- Short problem -
Convert each line of the material below into a row of a Markdown table with the columns "No." and "Line," numbering the rows in order and omitting blank lines.

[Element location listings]
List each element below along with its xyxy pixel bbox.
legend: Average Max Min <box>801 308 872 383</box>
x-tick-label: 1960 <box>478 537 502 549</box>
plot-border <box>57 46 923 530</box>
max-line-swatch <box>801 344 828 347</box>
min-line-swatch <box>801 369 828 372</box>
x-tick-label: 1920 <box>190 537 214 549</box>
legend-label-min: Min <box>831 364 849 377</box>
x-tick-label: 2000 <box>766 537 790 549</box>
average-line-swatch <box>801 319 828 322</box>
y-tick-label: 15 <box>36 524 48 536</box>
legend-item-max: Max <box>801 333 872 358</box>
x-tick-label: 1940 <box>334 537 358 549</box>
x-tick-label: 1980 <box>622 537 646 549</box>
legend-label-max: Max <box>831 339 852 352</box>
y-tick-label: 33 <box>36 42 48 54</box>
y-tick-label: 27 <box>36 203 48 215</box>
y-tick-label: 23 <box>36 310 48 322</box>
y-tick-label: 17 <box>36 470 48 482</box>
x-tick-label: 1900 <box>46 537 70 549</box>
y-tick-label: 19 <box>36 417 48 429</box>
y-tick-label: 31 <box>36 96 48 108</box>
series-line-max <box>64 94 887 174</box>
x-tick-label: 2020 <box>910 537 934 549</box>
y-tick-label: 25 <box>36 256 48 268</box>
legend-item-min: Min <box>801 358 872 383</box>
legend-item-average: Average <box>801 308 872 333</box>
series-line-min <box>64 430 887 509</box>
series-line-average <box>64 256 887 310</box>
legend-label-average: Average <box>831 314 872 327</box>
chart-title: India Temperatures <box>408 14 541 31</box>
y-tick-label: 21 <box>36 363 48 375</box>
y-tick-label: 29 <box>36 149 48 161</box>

- Completed task -
| No. | Line |
|---|---|
| 1 | List each element below along with its xyxy pixel bbox. |
| 2 | legend: Average Max Min <box>801 308 872 383</box> |
| 3 | x-tick-label: 1960 <box>478 537 502 549</box> |
| 4 | plot-border <box>57 46 923 530</box> |
| 5 | max-line-swatch <box>801 344 828 347</box> |
| 6 | min-line-swatch <box>801 369 828 372</box> |
| 7 | x-tick-label: 1920 <box>190 537 214 549</box> |
| 8 | legend-label-min: Min <box>831 364 849 377</box> |
| 9 | x-tick-label: 2000 <box>766 537 790 549</box> |
| 10 | average-line-swatch <box>801 319 828 322</box> |
| 11 | y-tick-label: 15 <box>36 524 48 536</box> |
| 12 | legend-item-max: Max <box>801 333 872 358</box> |
| 13 | x-tick-label: 1940 <box>334 537 358 549</box> |
| 14 | x-tick-label: 1980 <box>622 537 646 549</box> |
| 15 | legend-label-max: Max <box>831 339 852 352</box> |
| 16 | y-tick-label: 33 <box>36 42 48 54</box> |
| 17 | y-tick-label: 27 <box>36 203 48 215</box> |
| 18 | y-tick-label: 23 <box>36 310 48 322</box> |
| 19 | y-tick-label: 17 <box>36 470 48 482</box> |
| 20 | x-tick-label: 1900 <box>46 537 70 549</box> |
| 21 | y-tick-label: 19 <box>36 417 48 429</box> |
| 22 | y-tick-label: 31 <box>36 96 48 108</box> |
| 23 | series-line-max <box>64 94 887 174</box> |
| 24 | x-tick-label: 2020 <box>910 537 934 549</box> |
| 25 | y-tick-label: 25 <box>36 256 48 268</box> |
| 26 | legend-item-min: Min <box>801 358 872 383</box> |
| 27 | legend-item-average: Average <box>801 308 872 333</box> |
| 28 | series-line-min <box>64 430 887 509</box> |
| 29 | series-line-average <box>64 256 887 310</box> |
| 30 | legend-label-average: Average <box>831 314 872 327</box> |
| 31 | chart-title: India Temperatures <box>408 14 541 31</box> |
| 32 | y-tick-label: 21 <box>36 363 48 375</box> |
| 33 | y-tick-label: 29 <box>36 149 48 161</box> |